* _DATASET RECORDS_:
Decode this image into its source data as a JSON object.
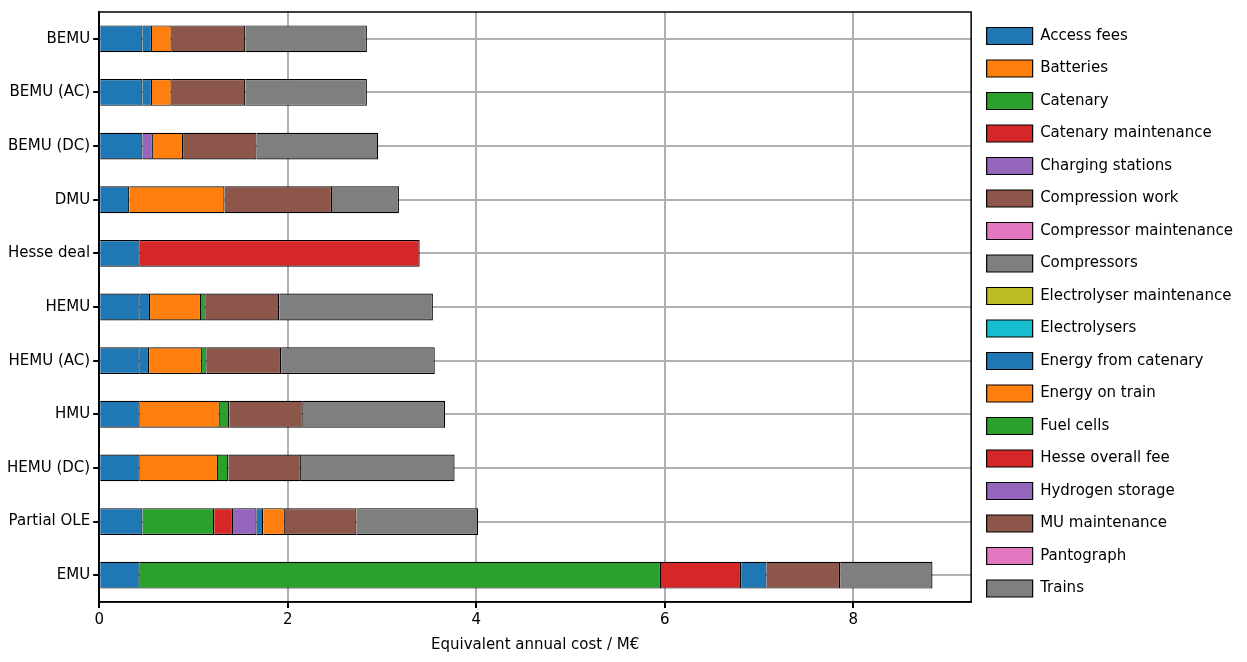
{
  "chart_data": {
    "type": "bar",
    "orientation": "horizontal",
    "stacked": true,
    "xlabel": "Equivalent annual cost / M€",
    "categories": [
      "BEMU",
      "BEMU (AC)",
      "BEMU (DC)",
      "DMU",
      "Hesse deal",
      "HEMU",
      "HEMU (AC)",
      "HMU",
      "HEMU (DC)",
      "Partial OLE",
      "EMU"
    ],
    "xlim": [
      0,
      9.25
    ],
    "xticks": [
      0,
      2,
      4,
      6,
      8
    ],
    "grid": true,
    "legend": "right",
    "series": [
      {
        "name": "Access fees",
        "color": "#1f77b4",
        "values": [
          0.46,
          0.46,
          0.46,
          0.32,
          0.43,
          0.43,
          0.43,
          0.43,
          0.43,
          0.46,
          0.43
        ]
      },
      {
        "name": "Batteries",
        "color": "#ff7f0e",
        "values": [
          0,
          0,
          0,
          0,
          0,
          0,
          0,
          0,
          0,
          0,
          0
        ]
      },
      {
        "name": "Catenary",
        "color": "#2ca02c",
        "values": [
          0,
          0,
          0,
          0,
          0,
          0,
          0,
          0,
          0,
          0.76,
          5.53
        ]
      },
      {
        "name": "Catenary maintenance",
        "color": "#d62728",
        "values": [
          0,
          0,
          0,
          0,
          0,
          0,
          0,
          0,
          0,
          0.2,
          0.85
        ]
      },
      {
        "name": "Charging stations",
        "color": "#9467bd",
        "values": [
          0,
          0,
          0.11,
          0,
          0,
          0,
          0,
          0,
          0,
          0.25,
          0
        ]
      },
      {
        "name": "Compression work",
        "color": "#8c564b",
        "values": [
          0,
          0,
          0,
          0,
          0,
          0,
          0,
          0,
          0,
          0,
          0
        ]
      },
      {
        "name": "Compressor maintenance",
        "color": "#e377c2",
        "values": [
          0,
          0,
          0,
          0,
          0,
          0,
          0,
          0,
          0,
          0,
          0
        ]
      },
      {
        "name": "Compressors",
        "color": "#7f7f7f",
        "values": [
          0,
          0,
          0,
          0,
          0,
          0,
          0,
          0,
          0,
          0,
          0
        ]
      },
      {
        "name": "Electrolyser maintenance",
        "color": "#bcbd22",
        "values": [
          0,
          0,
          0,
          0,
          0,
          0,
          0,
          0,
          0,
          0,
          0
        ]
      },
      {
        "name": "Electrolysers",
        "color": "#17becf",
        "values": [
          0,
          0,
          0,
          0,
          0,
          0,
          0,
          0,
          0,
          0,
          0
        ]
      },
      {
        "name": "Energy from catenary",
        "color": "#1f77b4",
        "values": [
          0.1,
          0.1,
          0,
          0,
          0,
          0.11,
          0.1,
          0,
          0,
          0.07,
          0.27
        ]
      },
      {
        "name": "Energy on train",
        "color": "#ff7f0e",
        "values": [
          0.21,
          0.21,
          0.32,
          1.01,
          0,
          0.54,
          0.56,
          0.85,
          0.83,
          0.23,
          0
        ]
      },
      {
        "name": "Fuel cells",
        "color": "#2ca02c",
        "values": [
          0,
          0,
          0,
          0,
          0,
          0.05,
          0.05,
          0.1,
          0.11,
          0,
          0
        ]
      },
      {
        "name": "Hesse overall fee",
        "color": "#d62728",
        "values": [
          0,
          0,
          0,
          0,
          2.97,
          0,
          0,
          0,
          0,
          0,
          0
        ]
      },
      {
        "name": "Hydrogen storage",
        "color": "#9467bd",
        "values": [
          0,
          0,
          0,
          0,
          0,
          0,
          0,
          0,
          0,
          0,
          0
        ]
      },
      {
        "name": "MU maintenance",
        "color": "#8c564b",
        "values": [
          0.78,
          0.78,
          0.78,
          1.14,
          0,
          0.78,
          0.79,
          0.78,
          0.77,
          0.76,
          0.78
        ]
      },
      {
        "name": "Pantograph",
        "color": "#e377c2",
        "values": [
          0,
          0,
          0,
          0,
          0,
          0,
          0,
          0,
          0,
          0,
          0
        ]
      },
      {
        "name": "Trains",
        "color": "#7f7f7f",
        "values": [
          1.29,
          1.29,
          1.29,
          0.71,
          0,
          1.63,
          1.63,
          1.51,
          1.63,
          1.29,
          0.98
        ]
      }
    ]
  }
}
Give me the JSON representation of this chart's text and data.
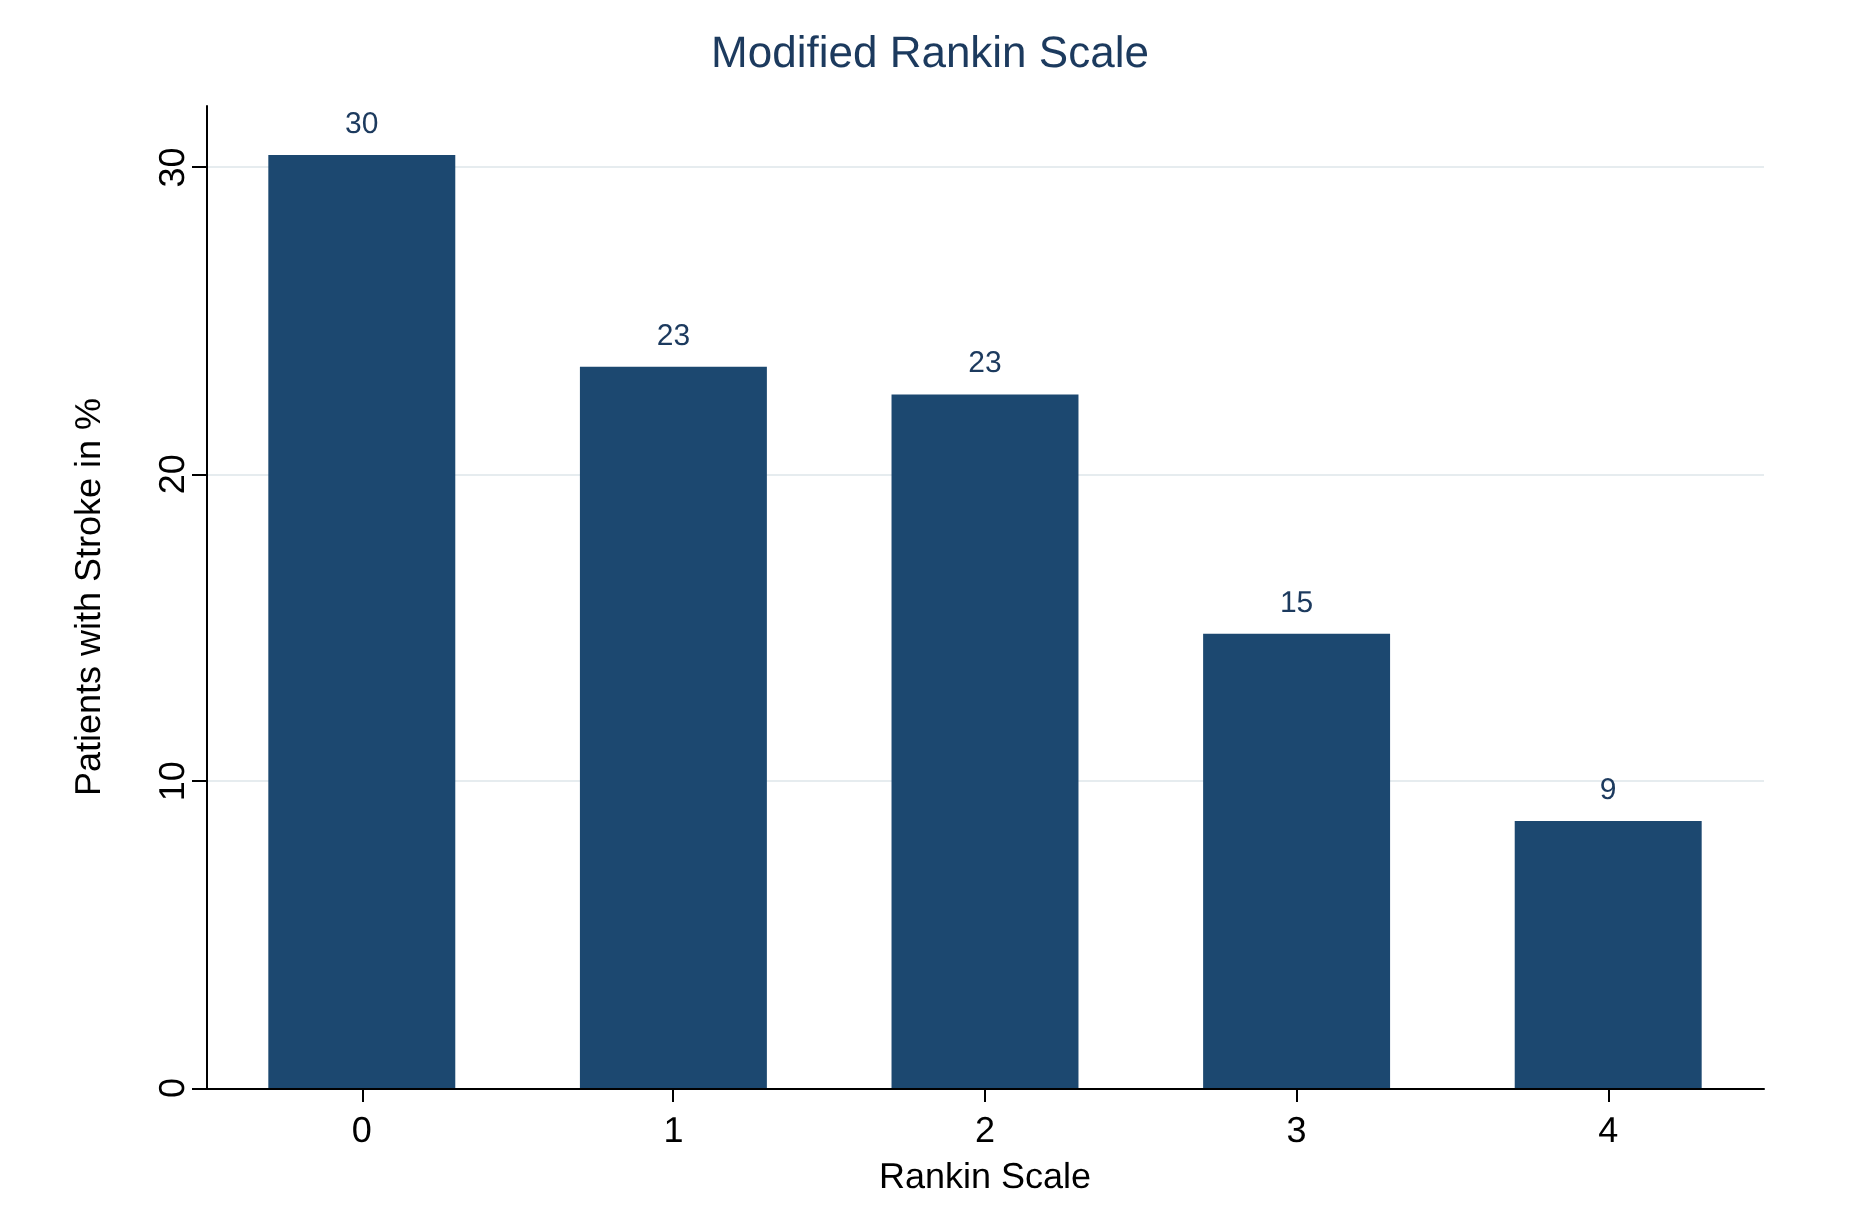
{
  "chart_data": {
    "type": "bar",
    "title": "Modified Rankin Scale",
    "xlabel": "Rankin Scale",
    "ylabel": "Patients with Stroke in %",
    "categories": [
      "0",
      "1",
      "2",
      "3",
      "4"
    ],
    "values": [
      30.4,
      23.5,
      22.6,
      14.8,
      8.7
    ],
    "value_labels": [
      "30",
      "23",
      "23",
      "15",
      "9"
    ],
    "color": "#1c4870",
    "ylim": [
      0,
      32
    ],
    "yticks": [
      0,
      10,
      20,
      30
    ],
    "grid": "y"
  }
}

* * *

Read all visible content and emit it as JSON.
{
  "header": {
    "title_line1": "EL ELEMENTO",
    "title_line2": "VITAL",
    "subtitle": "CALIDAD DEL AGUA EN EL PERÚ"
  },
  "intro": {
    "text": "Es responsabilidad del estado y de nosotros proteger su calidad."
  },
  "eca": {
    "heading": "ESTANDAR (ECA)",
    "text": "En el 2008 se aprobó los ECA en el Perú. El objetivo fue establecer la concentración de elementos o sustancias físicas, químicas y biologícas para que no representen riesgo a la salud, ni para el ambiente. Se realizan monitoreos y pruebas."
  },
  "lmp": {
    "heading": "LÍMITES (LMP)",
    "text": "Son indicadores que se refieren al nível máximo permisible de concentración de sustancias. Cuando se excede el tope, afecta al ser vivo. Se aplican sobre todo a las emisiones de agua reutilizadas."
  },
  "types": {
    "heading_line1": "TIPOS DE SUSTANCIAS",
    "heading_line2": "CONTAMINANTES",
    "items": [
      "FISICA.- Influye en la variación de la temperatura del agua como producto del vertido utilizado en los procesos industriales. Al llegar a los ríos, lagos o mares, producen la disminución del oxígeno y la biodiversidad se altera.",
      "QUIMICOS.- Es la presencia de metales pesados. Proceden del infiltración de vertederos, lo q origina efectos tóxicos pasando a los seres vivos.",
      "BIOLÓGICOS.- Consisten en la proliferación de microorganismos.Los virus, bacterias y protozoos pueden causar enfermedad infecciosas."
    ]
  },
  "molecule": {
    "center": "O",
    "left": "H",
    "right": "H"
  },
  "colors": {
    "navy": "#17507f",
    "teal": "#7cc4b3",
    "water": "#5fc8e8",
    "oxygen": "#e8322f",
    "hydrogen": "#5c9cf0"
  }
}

* _EXERCISE REQUIREMENTS_: Among the entries above, how many lines hold the word "this"? Reply with only that number.

* _SOLUTION TO THE PROBLEM_: 2